§ **Directive**:
Look through the listing below and work out how many of its lines hold the word "Risk". Give only the number.

----

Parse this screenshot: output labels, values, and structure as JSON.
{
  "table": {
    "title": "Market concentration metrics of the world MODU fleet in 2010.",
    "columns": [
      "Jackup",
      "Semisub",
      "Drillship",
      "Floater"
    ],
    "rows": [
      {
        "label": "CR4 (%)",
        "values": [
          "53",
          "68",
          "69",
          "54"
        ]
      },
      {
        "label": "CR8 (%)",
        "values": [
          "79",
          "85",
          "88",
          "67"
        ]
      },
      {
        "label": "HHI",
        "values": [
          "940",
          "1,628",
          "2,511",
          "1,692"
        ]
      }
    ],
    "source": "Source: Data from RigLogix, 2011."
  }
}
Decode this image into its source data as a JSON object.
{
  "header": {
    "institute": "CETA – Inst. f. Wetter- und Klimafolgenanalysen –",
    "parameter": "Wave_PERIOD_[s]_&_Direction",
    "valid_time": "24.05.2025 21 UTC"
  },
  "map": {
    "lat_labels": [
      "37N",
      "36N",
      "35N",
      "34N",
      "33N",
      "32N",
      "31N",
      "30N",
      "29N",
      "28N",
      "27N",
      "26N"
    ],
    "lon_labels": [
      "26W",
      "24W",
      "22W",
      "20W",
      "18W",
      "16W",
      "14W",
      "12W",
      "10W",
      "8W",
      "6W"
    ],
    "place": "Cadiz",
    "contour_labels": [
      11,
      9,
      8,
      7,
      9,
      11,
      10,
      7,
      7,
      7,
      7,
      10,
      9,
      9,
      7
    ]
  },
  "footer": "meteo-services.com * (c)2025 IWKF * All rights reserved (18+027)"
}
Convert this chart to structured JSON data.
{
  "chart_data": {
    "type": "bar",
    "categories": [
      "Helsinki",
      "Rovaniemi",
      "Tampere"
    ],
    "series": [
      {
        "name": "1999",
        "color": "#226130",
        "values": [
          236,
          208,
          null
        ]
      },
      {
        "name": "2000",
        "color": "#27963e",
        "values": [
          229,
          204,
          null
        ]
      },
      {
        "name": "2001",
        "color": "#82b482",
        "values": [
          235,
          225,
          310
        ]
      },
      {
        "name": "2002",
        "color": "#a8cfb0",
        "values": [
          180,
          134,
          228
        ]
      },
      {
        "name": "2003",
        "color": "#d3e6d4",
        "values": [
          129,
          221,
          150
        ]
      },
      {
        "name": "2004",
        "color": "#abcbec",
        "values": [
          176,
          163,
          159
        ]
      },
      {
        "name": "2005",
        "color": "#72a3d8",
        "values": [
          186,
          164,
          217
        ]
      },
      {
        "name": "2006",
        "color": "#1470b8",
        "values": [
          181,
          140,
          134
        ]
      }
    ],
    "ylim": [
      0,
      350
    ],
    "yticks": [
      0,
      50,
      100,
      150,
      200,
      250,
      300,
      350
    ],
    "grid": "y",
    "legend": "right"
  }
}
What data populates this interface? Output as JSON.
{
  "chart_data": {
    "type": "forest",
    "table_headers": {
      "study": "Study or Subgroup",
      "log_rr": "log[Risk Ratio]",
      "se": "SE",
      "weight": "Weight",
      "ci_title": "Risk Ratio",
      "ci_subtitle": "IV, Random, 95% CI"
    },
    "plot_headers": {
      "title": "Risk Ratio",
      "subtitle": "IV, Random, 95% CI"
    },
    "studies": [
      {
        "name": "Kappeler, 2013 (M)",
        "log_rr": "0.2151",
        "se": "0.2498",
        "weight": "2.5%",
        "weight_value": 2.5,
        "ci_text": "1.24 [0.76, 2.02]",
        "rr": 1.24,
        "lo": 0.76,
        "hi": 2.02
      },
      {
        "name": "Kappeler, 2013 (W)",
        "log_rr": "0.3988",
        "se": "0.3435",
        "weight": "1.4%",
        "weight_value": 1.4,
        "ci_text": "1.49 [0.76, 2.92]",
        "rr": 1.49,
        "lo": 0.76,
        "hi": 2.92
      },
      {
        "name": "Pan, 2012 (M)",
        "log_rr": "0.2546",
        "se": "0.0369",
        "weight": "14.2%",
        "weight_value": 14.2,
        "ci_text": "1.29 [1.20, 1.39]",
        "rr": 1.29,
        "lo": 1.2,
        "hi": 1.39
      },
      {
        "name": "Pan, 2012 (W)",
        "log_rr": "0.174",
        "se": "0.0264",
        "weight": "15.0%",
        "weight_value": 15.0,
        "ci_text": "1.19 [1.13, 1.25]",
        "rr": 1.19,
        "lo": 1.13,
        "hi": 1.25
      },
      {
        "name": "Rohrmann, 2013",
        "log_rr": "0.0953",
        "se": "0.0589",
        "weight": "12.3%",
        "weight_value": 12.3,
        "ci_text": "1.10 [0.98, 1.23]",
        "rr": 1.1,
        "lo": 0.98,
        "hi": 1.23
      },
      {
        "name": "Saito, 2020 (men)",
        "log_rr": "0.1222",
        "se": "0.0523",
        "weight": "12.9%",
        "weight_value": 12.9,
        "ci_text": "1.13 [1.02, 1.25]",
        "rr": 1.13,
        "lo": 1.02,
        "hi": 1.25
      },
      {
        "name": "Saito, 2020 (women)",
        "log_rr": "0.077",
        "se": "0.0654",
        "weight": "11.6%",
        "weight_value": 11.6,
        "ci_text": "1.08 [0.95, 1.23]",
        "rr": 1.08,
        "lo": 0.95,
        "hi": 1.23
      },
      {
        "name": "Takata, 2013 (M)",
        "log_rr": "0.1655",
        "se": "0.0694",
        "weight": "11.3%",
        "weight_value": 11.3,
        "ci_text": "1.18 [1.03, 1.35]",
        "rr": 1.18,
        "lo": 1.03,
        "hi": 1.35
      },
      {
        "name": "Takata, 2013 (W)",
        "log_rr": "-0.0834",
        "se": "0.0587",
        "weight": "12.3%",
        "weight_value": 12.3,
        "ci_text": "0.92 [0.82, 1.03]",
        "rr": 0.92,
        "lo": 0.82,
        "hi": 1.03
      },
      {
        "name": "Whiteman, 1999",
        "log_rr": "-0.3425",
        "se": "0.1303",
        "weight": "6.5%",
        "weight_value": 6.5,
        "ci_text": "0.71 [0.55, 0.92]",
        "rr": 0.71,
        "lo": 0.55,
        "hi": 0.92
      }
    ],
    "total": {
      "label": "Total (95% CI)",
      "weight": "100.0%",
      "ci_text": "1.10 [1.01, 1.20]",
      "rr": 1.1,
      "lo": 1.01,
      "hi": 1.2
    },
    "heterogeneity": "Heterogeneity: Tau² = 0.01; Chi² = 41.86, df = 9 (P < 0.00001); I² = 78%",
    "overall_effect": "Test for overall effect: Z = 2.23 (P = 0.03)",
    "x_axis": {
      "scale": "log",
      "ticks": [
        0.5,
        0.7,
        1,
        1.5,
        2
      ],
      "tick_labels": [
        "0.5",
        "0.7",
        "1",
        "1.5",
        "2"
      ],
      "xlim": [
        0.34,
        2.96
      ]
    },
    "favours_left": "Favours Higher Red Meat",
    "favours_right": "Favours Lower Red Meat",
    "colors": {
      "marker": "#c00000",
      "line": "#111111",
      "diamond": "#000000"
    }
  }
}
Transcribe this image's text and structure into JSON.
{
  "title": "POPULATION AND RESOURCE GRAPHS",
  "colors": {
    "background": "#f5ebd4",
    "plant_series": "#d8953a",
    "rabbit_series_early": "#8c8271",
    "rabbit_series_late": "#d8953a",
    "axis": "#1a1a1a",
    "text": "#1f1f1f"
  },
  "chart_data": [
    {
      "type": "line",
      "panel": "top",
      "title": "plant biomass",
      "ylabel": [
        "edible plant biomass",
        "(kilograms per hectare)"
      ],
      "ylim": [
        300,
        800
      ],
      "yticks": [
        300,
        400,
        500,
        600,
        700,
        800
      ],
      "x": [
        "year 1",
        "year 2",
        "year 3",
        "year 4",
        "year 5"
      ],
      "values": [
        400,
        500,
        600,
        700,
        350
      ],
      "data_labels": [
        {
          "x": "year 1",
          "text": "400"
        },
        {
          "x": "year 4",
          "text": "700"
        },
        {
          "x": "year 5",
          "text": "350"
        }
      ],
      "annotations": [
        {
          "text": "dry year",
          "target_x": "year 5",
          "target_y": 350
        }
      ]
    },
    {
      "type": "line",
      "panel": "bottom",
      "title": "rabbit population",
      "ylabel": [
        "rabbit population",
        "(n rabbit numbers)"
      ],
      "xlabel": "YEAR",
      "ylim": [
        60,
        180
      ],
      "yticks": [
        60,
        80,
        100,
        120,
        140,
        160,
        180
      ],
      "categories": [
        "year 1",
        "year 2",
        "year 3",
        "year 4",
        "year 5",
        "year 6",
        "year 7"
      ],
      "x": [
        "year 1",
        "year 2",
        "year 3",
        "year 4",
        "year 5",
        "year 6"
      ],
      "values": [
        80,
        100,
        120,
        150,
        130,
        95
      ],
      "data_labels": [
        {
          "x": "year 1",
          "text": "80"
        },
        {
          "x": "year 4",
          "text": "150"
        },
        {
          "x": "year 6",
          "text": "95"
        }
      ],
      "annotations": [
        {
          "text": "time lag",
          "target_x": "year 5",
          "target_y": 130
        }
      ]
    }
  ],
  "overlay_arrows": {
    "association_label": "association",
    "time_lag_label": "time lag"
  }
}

----

§ **Task answer**:
3